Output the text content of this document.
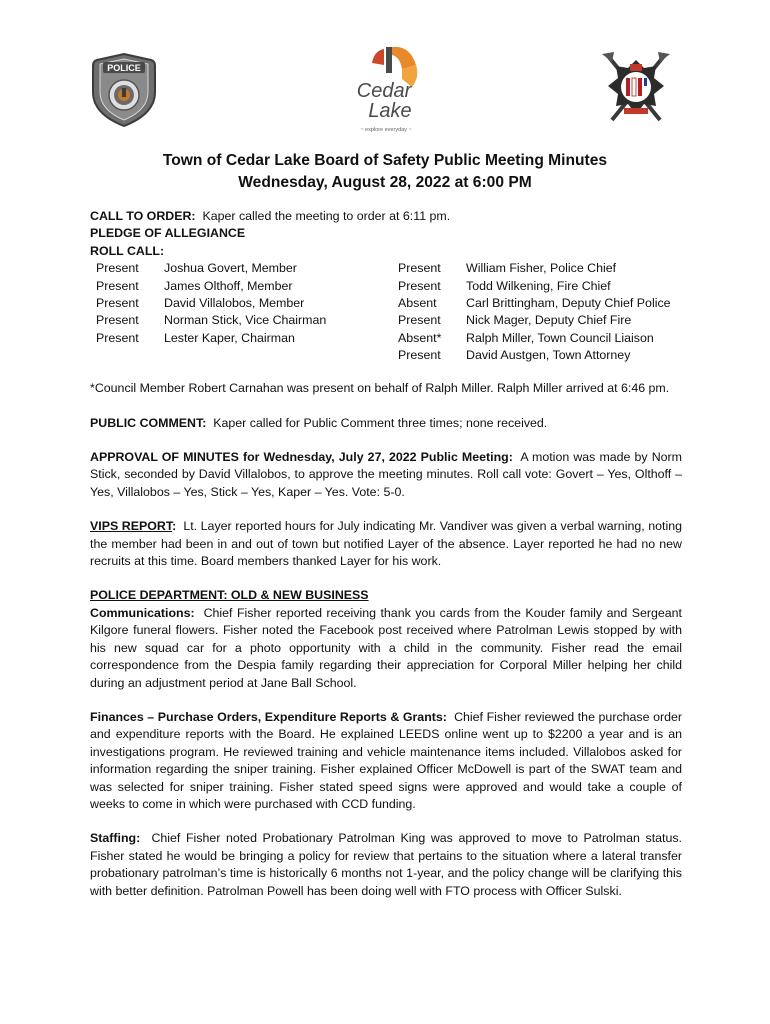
POLICE
Cedar
Lake
~ explore everyday ~
Town of Cedar Lake Board of Safety Public Meeting Minutes
Wednesday, August 28, 2022 at 6:00 PM

CALL TO ORDER: Kaper called the meeting to order at 6:11 pm.

PLEDGE OF ALLEGIANCE

ROLL CALL:

Present
Present
Present
Present
Present
Joshua Govert, Member
James Olthoff, Member
David Villalobos, Member
Norman Stick, Vice Chairman
Lester Kaper, Chairman
Present
Present
Absent
Present
Absent*
Present
William Fisher, Police Chief
Todd Wilkening, Fire Chief
Carl Brittingham, Deputy Chief Police
Nick Mager, Deputy Chief Fire
Ralph Miller, Town Council Liaison
David Austgen, Town Attorney

*Council Member Robert Carnahan was present on behalf of Ralph Miller. Ralph Miller arrived at 6:46 pm.

PUBLIC COMMENT: Kaper called for Public Comment three times; none received.

APPROVAL OF MINUTES for Wednesday, July 27, 2022 Public Meeting: A motion was made by Norm Stick, seconded by David Villalobos, to approve the meeting minutes. Roll call vote: Govert – Yes, Olthoff – Yes, Villalobos – Yes, Stick – Yes, Kaper – Yes. Vote: 5-0.

VIPS REPORT: Lt. Layer reported hours for July indicating Mr. Vandiver was given a verbal warning, noting the member had been in and out of town but notified Layer of the absence. Layer reported he had no new recruits at this time. Board members thanked Layer for his work.

POLICE DEPARTMENT: OLD & NEW BUSINESS

Communications: Chief Fisher reported receiving thank you cards from the Kouder family and Sergeant Kilgore funeral flowers. Fisher noted the Facebook post received where Patrolman Lewis stopped by with his new squad car for a photo opportunity with a child in the community. Fisher read the email correspondence from the Despia family regarding their appreciation for Corporal Miller helping her child during an adjustment period at Jane Ball School.

Finances – Purchase Orders, Expenditure Reports & Grants: Chief Fisher reviewed the purchase order and expenditure reports with the Board. He explained LEEDS online went up to $2200 a year and is an investigations program. He reviewed training and vehicle maintenance items included. Villalobos asked for information regarding the sniper training. Fisher explained Officer McDowell is part of the SWAT team and was selected for sniper training. Fisher stated speed signs were approved and would take a couple of weeks to come in which were purchased with CCD funding.

Staffing: Chief Fisher noted Probationary Patrolman King was approved to move to Patrolman status. Fisher stated he would be bringing a policy for review that pertains to the situation where a lateral transfer probationary patrolman’s time is historically 6 months not 1-year, and the policy change will be clarifying this with better definition. Patrolman Powell has been doing well with FTO process with Officer Sulski.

Written request
Output all the records, word for word, with no pictures in the copy.

Task result
Output the text content of this document.
POLICE
Cedar
Lake
~ explore everyday ~
Town of Cedar Lake Board of Safety Public Meeting Minutes
Wednesday, August 28, 2022 at 6:00 PM

CALL TO ORDER: Kaper called the meeting to order at 6:11 pm.

PLEDGE OF ALLEGIANCE

ROLL CALL:

Present
Present
Present
Present
Present
Joshua Govert, Member
James Olthoff, Member
David Villalobos, Member
Norman Stick, Vice Chairman
Lester Kaper, Chairman
Present
Present
Absent
Present
Absent*
Present
William Fisher, Police Chief
Todd Wilkening, Fire Chief
Carl Brittingham, Deputy Chief Police
Nick Mager, Deputy Chief Fire
Ralph Miller, Town Council Liaison
David Austgen, Town Attorney

*Council Member Robert Carnahan was present on behalf of Ralph Miller. Ralph Miller arrived at 6:46 pm.

PUBLIC COMMENT: Kaper called for Public Comment three times; none received.

APPROVAL OF MINUTES for Wednesday, July 27, 2022 Public Meeting: A motion was made by Norm Stick, seconded by David Villalobos, to approve the meeting minutes. Roll call vote: Govert – Yes, Olthoff – Yes, Villalobos – Yes, Stick – Yes, Kaper – Yes. Vote: 5-0.

VIPS REPORT: Lt. Layer reported hours for July indicating Mr. Vandiver was given a verbal warning, noting the member had been in and out of town but notified Layer of the absence. Layer reported he had no new recruits at this time. Board members thanked Layer for his work.

POLICE DEPARTMENT: OLD & NEW BUSINESS

Communications: Chief Fisher reported receiving thank you cards from the Kouder family and Sergeant Kilgore funeral flowers. Fisher noted the Facebook post received where Patrolman Lewis stopped by with his new squad car for a photo opportunity with a child in the community. Fisher read the email correspondence from the Despia family regarding their appreciation for Corporal Miller helping her child during an adjustment period at Jane Ball School.

Finances – Purchase Orders, Expenditure Reports & Grants: Chief Fisher reviewed the purchase order and expenditure reports with the Board. He explained LEEDS online went up to $2200 a year and is an investigations program. He reviewed training and vehicle maintenance items included. Villalobos asked for information regarding the sniper training. Fisher explained Officer McDowell is part of the SWAT team and was selected for sniper training. Fisher stated speed signs were approved and would take a couple of weeks to come in which were purchased with CCD funding.

Staffing: Chief Fisher noted Probationary Patrolman King was approved to move to Patrolman status. Fisher stated he would be bringing a policy for review that pertains to the situation where a lateral transfer probationary patrolman’s time is historically 6 months not 1-year, and the policy change will be clarifying this with better definition. Patrolman Powell has been doing well with FTO process with Officer Sulski.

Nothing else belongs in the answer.